START Input data

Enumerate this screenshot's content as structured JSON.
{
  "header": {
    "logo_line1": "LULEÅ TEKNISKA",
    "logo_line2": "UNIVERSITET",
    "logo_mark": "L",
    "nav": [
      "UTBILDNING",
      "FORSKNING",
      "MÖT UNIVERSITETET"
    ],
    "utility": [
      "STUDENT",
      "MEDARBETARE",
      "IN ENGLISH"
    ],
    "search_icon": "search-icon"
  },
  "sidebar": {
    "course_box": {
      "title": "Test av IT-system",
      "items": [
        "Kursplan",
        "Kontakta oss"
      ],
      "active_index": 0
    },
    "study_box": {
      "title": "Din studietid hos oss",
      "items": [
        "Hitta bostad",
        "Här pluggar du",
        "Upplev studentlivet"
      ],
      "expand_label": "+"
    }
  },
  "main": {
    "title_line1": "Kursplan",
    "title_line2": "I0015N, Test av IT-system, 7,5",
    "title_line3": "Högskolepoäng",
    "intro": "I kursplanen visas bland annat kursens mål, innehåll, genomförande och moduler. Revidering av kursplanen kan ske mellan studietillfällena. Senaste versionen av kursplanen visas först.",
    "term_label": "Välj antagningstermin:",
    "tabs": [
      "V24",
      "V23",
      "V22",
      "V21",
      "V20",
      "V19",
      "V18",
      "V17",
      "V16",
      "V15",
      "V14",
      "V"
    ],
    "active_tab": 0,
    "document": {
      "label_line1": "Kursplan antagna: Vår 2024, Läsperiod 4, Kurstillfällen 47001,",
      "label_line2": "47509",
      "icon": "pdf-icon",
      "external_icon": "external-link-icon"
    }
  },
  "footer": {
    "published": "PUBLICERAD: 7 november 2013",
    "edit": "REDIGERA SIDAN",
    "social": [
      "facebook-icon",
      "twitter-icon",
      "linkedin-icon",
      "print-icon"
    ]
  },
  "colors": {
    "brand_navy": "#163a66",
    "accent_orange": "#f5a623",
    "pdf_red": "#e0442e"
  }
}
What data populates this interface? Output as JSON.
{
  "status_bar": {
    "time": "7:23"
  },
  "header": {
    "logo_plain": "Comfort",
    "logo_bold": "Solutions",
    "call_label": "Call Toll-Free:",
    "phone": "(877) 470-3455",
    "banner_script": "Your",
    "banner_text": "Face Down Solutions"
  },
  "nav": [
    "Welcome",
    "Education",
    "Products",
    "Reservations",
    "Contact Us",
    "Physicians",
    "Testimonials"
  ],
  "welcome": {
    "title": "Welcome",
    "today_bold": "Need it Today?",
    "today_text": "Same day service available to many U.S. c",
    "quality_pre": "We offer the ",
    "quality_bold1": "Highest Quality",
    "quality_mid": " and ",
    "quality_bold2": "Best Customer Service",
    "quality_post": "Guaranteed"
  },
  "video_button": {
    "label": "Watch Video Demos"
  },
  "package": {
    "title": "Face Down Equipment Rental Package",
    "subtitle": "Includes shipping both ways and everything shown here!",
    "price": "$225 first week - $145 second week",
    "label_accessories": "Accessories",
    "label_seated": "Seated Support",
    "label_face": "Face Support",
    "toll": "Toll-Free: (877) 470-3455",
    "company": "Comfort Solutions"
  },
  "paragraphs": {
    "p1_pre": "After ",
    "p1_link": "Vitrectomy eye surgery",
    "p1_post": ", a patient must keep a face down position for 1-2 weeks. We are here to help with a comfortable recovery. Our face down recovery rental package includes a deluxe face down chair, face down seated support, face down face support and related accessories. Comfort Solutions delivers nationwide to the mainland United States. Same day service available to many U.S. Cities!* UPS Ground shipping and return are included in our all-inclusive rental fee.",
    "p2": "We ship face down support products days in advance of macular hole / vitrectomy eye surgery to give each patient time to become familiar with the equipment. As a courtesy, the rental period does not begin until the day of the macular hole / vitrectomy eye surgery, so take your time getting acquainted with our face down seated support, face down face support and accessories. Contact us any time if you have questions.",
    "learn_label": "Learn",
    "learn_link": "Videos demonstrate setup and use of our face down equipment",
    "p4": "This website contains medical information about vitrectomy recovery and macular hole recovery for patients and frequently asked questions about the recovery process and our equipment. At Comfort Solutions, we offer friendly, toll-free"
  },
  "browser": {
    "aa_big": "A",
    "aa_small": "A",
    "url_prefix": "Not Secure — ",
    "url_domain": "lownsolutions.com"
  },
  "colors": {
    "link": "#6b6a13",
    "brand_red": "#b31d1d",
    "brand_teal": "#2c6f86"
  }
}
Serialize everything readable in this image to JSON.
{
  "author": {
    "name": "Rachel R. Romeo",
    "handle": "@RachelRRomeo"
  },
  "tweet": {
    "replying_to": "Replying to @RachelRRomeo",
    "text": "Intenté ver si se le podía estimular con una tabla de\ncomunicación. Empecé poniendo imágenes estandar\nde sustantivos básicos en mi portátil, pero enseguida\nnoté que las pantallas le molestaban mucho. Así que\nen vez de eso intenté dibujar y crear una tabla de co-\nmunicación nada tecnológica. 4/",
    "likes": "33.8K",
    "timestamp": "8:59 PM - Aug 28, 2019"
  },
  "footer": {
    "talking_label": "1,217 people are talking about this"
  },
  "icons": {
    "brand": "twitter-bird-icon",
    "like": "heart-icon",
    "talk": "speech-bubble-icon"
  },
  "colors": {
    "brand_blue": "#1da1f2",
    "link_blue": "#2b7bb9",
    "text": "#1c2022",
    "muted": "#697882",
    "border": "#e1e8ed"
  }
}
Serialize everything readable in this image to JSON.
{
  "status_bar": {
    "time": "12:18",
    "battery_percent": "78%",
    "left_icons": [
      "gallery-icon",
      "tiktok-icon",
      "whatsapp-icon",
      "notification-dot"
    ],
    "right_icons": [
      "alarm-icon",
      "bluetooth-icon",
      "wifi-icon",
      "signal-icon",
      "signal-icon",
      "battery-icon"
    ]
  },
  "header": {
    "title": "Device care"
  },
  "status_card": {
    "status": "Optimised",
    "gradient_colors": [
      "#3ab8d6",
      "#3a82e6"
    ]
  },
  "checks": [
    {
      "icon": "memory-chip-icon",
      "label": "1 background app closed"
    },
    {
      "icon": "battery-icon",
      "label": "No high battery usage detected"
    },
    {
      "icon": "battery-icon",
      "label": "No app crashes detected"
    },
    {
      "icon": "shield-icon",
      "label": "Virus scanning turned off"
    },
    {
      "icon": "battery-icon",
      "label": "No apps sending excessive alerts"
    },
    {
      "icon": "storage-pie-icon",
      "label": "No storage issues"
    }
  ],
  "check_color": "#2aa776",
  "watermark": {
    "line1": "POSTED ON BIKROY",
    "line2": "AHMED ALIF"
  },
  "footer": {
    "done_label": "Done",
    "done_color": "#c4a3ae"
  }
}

END Input data

What the task asks:
Every entry above should be transcribed exactly as it appears.

Response for this exercise:
Enumerate this screenshot's content as structured JSON.
{
  "header": {
    "logo_line1": "LULEÅ TEKNISKA",
    "logo_line2": "UNIVERSITET",
    "logo_mark": "L",
    "nav": [
      "UTBILDNING",
      "FORSKNING",
      "MÖT UNIVERSITETET"
    ],
    "utility": [
      "STUDENT",
      "MEDARBETARE",
      "IN ENGLISH"
    ],
    "search_icon": "search-icon"
  },
  "sidebar": {
    "course_box": {
      "title": "Test av IT-system",
      "items": [
        "Kursplan",
        "Kontakta oss"
      ],
      "active_index": 0
    },
    "study_box": {
      "title": "Din studietid hos oss",
      "items": [
        "Hitta bostad",
        "Här pluggar du",
        "Upplev studentlivet"
      ],
      "expand_label": "+"
    }
  },
  "main": {
    "title_line1": "Kursplan",
    "title_line2": "I0015N, Test av IT-system, 7,5",
    "title_line3": "Högskolepoäng",
    "intro": "I kursplanen visas bland annat kursens mål, innehåll, genomförande och moduler. Revidering av kursplanen kan ske mellan studietillfällena. Senaste versionen av kursplanen visas först.",
    "term_label": "Välj antagningstermin:",
    "tabs": [
      "V24",
      "V23",
      "V22",
      "V21",
      "V20",
      "V19",
      "V18",
      "V17",
      "V16",
      "V15",
      "V14",
      "V"
    ],
    "active_tab": 0,
    "document": {
      "label_line1": "Kursplan antagna: Vår 2024, Läsperiod 4, Kurstillfällen 47001,",
      "label_line2": "47509",
      "icon": "pdf-icon",
      "external_icon": "external-link-icon"
    }
  },
  "footer": {
    "published": "PUBLICERAD: 7 november 2013",
    "edit": "REDIGERA SIDAN",
    "social": [
      "facebook-icon",
      "twitter-icon",
      "linkedin-icon",
      "print-icon"
    ]
  },
  "colors": {
    "brand_navy": "#163a66",
    "accent_orange": "#f5a623",
    "pdf_red": "#e0442e"
  }
}
What data populates this interface? Output as JSON.
{
  "status_bar": {
    "time": "7:23"
  },
  "header": {
    "logo_plain": "Comfort",
    "logo_bold": "Solutions",
    "call_label": "Call Toll-Free:",
    "phone": "(877) 470-3455",
    "banner_script": "Your",
    "banner_text": "Face Down Solutions"
  },
  "nav": [
    "Welcome",
    "Education",
    "Products",
    "Reservations",
    "Contact Us",
    "Physicians",
    "Testimonials"
  ],
  "welcome": {
    "title": "Welcome",
    "today_bold": "Need it Today?",
    "today_text": "Same day service available to many U.S. c",
    "quality_pre": "We offer the ",
    "quality_bold1": "Highest Quality",
    "quality_mid": " and ",
    "quality_bold2": "Best Customer Service",
    "quality_post": "Guaranteed"
  },
  "video_button": {
    "label": "Watch Video Demos"
  },
  "package": {
    "title": "Face Down Equipment Rental Package",
    "subtitle": "Includes shipping both ways and everything shown here!",
    "price": "$225 first week - $145 second week",
    "label_accessories": "Accessories",
    "label_seated": "Seated Support",
    "label_face": "Face Support",
    "toll": "Toll-Free: (877) 470-3455",
    "company": "Comfort Solutions"
  },
  "paragraphs": {
    "p1_pre": "After ",
    "p1_link": "Vitrectomy eye surgery",
    "p1_post": ", a patient must keep a face down position for 1-2 weeks. We are here to help with a comfortable recovery. Our face down recovery rental package includes a deluxe face down chair, face down seated support, face down face support and related accessories. Comfort Solutions delivers nationwide to the mainland United States. Same day service available to many U.S. Cities!* UPS Ground shipping and return are included in our all-inclusive rental fee.",
    "p2": "We ship face down support products days in advance of macular hole / vitrectomy eye surgery to give each patient time to become familiar with the equipment. As a courtesy, the rental period does not begin until the day of the macular hole / vitrectomy eye surgery, so take your time getting acquainted with our face down seated support, face down face support and accessories. Contact us any time if you have questions.",
    "learn_label": "Learn",
    "learn_link": "Videos demonstrate setup and use of our face down equipment",
    "p4": "This website contains medical information about vitrectomy recovery and macular hole recovery for patients and frequently asked questions about the recovery process and our equipment. At Comfort Solutions, we offer friendly, toll-free"
  },
  "browser": {
    "aa_big": "A",
    "aa_small": "A",
    "url_prefix": "Not Secure — ",
    "url_domain": "lownsolutions.com"
  },
  "colors": {
    "link": "#6b6a13",
    "brand_red": "#b31d1d",
    "brand_teal": "#2c6f86"
  }
}
Serialize everything readable in this image to JSON.
{
  "author": {
    "name": "Rachel R. Romeo",
    "handle": "@RachelRRomeo"
  },
  "tweet": {
    "replying_to": "Replying to @RachelRRomeo",
    "text": "Intenté ver si se le podía estimular con una tabla de\ncomunicación. Empecé poniendo imágenes estandar\nde sustantivos básicos en mi portátil, pero enseguida\nnoté que las pantallas le molestaban mucho. Así que\nen vez de eso intenté dibujar y crear una tabla de co-\nmunicación nada tecnológica. 4/",
    "likes": "33.8K",
    "timestamp": "8:59 PM - Aug 28, 2019"
  },
  "footer": {
    "talking_label": "1,217 people are talking about this"
  },
  "icons": {
    "brand": "twitter-bird-icon",
    "like": "heart-icon",
    "talk": "speech-bubble-icon"
  },
  "colors": {
    "brand_blue": "#1da1f2",
    "link_blue": "#2b7bb9",
    "text": "#1c2022",
    "muted": "#697882",
    "border": "#e1e8ed"
  }
}
Serialize everything readable in this image to JSON.
{
  "status_bar": {
    "time": "12:18",
    "battery_percent": "78%",
    "left_icons": [
      "gallery-icon",
      "tiktok-icon",
      "whatsapp-icon",
      "notification-dot"
    ],
    "right_icons": [
      "alarm-icon",
      "bluetooth-icon",
      "wifi-icon",
      "signal-icon",
      "signal-icon",
      "battery-icon"
    ]
  },
  "header": {
    "title": "Device care"
  },
  "status_card": {
    "status": "Optimised",
    "gradient_colors": [
      "#3ab8d6",
      "#3a82e6"
    ]
  },
  "checks": [
    {
      "icon": "memory-chip-icon",
      "label": "1 background app closed"
    },
    {
      "icon": "battery-icon",
      "label": "No high battery usage detected"
    },
    {
      "icon": "battery-icon",
      "label": "No app crashes detected"
    },
    {
      "icon": "shield-icon",
      "label": "Virus scanning turned off"
    },
    {
      "icon": "battery-icon",
      "label": "No apps sending excessive alerts"
    },
    {
      "icon": "storage-pie-icon",
      "label": "No storage issues"
    }
  ],
  "check_color": "#2aa776",
  "watermark": {
    "line1": "POSTED ON BIKROY",
    "line2": "AHMED ALIF"
  },
  "footer": {
    "done_label": "Done",
    "done_color": "#c4a3ae"
  }
}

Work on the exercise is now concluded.